### Aim:
Gather each line of the records where "таблицу" appears.

### Information provided:
—————
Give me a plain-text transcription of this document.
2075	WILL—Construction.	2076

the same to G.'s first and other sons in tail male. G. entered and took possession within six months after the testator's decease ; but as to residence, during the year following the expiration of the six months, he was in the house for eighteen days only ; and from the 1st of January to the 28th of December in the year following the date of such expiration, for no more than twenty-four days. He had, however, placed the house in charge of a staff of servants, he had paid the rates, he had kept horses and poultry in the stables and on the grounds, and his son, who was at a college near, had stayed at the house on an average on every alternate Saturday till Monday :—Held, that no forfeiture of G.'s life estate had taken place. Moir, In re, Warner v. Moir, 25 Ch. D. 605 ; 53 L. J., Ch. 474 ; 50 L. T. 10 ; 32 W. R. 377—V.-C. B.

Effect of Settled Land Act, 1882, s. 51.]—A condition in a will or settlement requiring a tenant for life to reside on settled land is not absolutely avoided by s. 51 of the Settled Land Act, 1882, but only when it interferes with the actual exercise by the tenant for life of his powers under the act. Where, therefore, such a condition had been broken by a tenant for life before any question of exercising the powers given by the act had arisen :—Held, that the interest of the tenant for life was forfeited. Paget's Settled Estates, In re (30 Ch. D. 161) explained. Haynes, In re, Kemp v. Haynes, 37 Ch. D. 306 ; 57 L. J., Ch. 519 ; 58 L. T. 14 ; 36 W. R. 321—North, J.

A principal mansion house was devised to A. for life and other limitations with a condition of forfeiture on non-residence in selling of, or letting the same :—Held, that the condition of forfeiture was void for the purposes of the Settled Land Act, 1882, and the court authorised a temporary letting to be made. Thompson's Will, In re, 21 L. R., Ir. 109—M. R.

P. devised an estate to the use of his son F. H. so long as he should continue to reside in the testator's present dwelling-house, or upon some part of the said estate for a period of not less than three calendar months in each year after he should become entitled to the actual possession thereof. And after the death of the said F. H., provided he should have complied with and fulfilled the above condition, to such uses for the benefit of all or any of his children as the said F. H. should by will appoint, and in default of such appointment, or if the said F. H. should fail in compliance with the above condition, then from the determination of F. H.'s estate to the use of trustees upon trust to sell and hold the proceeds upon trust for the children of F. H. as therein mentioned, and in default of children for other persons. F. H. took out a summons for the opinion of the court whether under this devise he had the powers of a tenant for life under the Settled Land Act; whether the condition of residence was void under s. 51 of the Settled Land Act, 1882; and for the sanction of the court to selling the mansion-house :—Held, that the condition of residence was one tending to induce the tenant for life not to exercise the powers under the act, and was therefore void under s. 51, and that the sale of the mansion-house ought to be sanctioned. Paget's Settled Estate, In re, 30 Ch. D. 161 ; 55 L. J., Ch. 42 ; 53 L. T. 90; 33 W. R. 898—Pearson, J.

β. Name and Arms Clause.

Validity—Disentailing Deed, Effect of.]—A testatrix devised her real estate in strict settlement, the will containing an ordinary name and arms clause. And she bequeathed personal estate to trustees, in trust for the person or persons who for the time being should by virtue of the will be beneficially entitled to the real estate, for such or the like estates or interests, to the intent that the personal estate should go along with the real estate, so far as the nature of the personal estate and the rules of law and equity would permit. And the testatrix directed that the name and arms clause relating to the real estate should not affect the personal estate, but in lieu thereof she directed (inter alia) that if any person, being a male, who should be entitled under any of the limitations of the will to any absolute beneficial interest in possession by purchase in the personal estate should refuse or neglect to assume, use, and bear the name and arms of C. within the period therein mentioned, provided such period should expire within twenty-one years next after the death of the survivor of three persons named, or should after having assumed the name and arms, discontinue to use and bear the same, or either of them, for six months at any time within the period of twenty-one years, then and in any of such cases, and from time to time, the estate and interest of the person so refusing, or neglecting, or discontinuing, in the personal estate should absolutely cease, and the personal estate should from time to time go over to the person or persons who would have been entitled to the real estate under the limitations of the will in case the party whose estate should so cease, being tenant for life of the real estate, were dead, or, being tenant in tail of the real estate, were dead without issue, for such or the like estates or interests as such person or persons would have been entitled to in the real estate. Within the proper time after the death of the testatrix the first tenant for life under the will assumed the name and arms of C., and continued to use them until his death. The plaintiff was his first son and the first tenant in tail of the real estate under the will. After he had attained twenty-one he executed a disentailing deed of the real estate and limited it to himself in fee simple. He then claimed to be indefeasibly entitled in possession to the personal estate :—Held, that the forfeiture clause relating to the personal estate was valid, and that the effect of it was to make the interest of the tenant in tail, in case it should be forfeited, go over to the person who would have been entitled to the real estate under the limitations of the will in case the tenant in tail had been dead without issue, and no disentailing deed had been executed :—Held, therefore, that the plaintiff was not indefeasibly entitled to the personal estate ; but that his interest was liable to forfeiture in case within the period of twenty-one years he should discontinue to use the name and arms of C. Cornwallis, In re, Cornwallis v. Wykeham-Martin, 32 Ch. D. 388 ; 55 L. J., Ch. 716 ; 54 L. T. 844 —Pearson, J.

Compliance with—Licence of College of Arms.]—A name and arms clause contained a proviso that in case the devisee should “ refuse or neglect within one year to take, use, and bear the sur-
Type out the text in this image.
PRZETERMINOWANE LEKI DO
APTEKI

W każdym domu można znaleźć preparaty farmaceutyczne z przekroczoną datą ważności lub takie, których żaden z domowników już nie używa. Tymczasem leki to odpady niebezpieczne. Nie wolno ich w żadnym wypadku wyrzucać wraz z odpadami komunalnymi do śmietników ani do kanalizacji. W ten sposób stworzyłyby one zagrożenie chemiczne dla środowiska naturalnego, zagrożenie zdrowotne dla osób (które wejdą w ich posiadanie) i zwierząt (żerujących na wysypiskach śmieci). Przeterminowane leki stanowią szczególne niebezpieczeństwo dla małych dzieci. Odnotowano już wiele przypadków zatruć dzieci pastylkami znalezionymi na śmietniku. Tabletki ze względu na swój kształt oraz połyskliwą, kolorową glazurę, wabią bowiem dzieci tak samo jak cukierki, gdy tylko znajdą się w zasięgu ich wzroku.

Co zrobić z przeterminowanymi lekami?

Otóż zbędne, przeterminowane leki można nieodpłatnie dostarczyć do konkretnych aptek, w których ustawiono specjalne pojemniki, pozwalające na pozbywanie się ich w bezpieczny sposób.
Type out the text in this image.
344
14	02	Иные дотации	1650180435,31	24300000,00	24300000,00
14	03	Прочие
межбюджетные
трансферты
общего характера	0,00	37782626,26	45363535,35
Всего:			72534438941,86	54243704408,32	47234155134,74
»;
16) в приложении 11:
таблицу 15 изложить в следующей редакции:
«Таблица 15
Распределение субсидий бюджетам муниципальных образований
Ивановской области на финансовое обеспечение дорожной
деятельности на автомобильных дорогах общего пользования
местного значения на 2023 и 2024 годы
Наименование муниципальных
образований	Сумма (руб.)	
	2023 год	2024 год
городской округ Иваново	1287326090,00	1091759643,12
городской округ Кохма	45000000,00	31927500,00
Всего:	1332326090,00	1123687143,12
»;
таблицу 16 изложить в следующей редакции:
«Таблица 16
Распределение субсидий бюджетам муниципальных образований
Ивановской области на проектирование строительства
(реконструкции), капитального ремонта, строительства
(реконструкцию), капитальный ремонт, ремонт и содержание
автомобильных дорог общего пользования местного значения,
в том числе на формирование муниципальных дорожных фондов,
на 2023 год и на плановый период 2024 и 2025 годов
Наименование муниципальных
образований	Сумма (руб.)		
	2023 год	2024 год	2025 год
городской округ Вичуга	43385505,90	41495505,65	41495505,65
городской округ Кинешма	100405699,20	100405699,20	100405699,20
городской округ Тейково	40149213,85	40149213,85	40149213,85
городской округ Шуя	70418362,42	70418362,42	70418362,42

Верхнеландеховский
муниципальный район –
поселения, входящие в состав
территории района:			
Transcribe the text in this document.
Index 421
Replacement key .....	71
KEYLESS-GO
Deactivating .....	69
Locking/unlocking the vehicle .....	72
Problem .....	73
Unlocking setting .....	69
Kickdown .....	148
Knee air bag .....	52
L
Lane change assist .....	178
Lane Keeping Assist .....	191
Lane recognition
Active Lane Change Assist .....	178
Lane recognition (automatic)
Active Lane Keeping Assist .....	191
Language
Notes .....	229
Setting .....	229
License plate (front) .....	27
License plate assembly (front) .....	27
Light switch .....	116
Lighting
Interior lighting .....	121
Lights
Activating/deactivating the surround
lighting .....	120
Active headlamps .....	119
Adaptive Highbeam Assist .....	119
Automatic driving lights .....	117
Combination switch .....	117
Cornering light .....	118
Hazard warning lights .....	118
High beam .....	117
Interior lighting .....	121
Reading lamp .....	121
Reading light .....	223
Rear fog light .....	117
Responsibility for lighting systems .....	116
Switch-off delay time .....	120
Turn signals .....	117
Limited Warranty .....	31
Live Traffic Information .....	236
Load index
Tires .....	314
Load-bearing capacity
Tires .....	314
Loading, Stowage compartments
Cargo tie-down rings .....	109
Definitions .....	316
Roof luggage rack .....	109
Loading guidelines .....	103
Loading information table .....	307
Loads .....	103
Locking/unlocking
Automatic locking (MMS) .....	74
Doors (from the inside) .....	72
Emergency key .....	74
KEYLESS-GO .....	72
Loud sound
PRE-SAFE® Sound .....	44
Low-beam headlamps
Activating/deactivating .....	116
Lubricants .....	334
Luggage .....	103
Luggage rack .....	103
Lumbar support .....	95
—————
### Answer for the task:
таблицу 15 изложить в следующей редакции:
таблицу 16 изложить в следующей редакции:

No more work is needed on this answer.